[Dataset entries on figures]
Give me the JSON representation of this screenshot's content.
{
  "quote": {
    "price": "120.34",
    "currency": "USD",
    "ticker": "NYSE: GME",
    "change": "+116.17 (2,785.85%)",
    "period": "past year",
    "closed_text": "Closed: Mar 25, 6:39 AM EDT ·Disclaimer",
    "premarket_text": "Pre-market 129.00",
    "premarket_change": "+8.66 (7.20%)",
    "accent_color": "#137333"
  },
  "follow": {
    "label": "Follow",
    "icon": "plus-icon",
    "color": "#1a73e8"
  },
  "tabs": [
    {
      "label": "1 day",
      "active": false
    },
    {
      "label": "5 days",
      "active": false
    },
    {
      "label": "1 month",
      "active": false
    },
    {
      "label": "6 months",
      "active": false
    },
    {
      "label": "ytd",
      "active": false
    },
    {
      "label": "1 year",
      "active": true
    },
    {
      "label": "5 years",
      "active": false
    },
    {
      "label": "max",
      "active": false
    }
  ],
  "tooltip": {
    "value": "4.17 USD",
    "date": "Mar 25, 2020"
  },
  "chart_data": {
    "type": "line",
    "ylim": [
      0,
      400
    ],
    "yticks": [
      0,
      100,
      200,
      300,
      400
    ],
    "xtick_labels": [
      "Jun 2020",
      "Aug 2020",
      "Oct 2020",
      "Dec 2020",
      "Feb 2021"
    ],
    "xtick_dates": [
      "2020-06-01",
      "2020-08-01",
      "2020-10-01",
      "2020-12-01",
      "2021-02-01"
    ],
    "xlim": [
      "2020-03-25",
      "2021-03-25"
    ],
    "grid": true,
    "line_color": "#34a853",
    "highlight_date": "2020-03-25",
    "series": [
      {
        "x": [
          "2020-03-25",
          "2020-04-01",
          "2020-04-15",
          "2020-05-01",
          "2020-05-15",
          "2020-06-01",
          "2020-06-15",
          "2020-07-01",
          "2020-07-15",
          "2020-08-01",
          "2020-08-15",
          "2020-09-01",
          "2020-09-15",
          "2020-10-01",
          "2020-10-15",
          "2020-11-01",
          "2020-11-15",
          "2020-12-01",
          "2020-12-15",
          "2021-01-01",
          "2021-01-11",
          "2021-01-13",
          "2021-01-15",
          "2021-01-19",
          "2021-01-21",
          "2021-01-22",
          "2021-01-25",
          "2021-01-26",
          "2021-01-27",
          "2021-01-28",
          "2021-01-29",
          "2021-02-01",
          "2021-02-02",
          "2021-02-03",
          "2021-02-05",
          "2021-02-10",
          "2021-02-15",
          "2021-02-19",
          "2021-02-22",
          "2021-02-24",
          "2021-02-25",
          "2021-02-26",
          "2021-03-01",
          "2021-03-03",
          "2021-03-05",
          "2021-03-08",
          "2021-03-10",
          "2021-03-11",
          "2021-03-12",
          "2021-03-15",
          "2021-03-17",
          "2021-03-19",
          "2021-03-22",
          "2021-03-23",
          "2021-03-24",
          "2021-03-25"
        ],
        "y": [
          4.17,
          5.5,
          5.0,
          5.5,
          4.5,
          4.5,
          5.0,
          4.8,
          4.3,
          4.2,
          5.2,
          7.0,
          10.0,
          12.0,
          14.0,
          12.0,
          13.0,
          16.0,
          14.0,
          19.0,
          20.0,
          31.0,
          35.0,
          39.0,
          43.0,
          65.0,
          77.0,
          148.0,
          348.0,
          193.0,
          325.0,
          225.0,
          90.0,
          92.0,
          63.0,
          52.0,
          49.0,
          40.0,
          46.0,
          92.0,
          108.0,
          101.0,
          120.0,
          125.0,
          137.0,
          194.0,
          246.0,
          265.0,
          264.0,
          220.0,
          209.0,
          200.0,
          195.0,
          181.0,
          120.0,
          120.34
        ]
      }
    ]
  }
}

# [Problem]
Write out each line of the data above again, exactly as given.

# [Written answer]
Give me the JSON representation of this screenshot's content.
{
  "quote": {
    "price": "120.34",
    "currency": "USD",
    "ticker": "NYSE: GME",
    "change": "+116.17 (2,785.85%)",
    "period": "past year",
    "closed_text": "Closed: Mar 25, 6:39 AM EDT ·Disclaimer",
    "premarket_text": "Pre-market 129.00",
    "premarket_change": "+8.66 (7.20%)",
    "accent_color": "#137333"
  },
  "follow": {
    "label": "Follow",
    "icon": "plus-icon",
    "color": "#1a73e8"
  },
  "tabs": [
    {
      "label": "1 day",
      "active": false
    },
    {
      "label": "5 days",
      "active": false
    },
    {
      "label": "1 month",
      "active": false
    },
    {
      "label": "6 months",
      "active": false
    },
    {
      "label": "ytd",
      "active": false
    },
    {
      "label": "1 year",
      "active": true
    },
    {
      "label": "5 years",
      "active": false
    },
    {
      "label": "max",
      "active": false
    }
  ],
  "tooltip": {
    "value": "4.17 USD",
    "date": "Mar 25, 2020"
  },
  "chart_data": {
    "type": "line",
    "ylim": [
      0,
      400
    ],
    "yticks": [
      0,
      100,
      200,
      300,
      400
    ],
    "xtick_labels": [
      "Jun 2020",
      "Aug 2020",
      "Oct 2020",
      "Dec 2020",
      "Feb 2021"
    ],
    "xtick_dates": [
      "2020-06-01",
      "2020-08-01",
      "2020-10-01",
      "2020-12-01",
      "2021-02-01"
    ],
    "xlim": [
      "2020-03-25",
      "2021-03-25"
    ],
    "grid": true,
    "line_color": "#34a853",
    "highlight_date": "2020-03-25",
    "series": [
      {
        "x": [
          "2020-03-25",
          "2020-04-01",
          "2020-04-15",
          "2020-05-01",
          "2020-05-15",
          "2020-06-01",
          "2020-06-15",
          "2020-07-01",
          "2020-07-15",
          "2020-08-01",
          "2020-08-15",
          "2020-09-01",
          "2020-09-15",
          "2020-10-01",
          "2020-10-15",
          "2020-11-01",
          "2020-11-15",
          "2020-12-01",
          "2020-12-15",
          "2021-01-01",
          "2021-01-11",
          "2021-01-13",
          "2021-01-15",
          "2021-01-19",
          "2021-01-21",
          "2021-01-22",
          "2021-01-25",
          "2021-01-26",
          "2021-01-27",
          "2021-01-28",
          "2021-01-29",
          "2021-02-01",
          "2021-02-02",
          "2021-02-03",
          "2021-02-05",
          "2021-02-10",
          "2021-02-15",
          "2021-02-19",
          "2021-02-22",
          "2021-02-24",
          "2021-02-25",
          "2021-02-26",
          "2021-03-01",
          "2021-03-03",
          "2021-03-05",
          "2021-03-08",
          "2021-03-10",
          "2021-03-11",
          "2021-03-12",
          "2021-03-15",
          "2021-03-17",
          "2021-03-19",
          "2021-03-22",
          "2021-03-23",
          "2021-03-24",
          "2021-03-25"
        ],
        "y": [
          4.17,
          5.5,
          5.0,
          5.5,
          4.5,
          4.5,
          5.0,
          4.8,
          4.3,
          4.2,
          5.2,
          7.0,
          10.0,
          12.0,
          14.0,
          12.0,
          13.0,
          16.0,
          14.0,
          19.0,
          20.0,
          31.0,
          35.0,
          39.0,
          43.0,
          65.0,
          77.0,
          148.0,
          348.0,
          193.0,
          325.0,
          225.0,
          90.0,
          92.0,
          63.0,
          52.0,
          49.0,
          40.0,
          46.0,
          92.0,
          108.0,
          101.0,
          120.0,
          125.0,
          137.0,
          194.0,
          246.0,
          265.0,
          264.0,
          220.0,
          209.0,
          200.0,
          195.0,
          181.0,
          120.0,
          120.34
        ]
      }
    ]
  }
}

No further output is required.